WHAT NEEDS TO BE DONE
The answer is one number: how many lines in the data below hold "noise".

GIVEN ENTRIES
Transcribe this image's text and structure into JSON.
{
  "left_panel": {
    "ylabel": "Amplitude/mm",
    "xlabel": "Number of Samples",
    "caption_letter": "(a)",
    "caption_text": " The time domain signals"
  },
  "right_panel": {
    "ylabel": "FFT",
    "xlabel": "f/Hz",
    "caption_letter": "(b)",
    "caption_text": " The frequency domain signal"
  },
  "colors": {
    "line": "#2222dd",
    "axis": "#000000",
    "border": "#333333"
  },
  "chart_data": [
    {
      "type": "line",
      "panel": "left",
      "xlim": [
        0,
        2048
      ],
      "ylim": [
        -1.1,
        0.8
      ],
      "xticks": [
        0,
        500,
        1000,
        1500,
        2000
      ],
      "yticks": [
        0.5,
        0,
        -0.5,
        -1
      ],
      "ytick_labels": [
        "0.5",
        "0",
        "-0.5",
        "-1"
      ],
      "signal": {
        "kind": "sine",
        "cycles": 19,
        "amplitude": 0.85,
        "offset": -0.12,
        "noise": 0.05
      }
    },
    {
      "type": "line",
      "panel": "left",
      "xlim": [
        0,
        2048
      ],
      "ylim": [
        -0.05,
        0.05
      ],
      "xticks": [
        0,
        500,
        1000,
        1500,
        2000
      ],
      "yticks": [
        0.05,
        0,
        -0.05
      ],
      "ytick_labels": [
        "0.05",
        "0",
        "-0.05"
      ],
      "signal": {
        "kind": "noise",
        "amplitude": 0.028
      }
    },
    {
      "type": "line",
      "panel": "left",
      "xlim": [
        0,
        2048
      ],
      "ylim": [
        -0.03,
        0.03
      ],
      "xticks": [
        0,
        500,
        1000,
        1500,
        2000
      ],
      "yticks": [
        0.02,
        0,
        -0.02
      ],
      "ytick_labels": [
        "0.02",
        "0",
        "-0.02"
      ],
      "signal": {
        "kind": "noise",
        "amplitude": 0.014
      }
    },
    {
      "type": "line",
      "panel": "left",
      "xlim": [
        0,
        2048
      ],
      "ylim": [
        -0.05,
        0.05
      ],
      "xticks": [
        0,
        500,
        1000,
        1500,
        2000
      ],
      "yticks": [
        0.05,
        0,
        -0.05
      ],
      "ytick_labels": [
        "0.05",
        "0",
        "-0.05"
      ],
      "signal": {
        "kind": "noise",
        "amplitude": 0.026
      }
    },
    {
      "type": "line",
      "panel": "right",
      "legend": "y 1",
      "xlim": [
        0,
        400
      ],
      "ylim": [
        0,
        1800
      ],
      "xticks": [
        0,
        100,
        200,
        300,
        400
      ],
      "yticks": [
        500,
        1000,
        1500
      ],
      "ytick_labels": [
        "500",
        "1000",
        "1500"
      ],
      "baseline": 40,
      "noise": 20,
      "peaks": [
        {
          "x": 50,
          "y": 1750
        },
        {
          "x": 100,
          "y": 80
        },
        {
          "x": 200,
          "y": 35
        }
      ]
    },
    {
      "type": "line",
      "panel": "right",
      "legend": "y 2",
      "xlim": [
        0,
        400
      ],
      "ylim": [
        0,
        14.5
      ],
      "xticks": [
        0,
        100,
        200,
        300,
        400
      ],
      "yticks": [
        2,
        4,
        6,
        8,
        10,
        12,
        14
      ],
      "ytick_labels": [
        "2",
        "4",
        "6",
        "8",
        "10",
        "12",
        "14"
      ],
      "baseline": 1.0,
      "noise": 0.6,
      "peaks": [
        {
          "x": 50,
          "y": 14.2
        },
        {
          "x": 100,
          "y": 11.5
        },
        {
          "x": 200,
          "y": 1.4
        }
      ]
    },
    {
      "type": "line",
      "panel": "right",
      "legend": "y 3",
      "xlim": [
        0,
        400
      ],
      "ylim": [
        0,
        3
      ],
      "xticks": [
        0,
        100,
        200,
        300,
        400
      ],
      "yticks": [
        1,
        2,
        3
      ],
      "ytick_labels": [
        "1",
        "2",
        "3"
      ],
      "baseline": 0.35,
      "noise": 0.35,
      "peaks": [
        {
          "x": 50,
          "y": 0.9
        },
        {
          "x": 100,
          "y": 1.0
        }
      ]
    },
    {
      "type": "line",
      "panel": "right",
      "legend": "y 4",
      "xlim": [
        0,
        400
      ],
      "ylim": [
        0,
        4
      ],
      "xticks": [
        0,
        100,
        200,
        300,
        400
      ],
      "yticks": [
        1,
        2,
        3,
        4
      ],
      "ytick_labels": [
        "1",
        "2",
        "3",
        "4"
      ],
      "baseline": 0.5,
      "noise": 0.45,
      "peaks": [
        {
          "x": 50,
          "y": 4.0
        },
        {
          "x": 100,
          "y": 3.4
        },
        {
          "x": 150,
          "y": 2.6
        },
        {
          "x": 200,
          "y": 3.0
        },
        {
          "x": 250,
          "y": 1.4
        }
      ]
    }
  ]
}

WRITTEN RESPONSE
8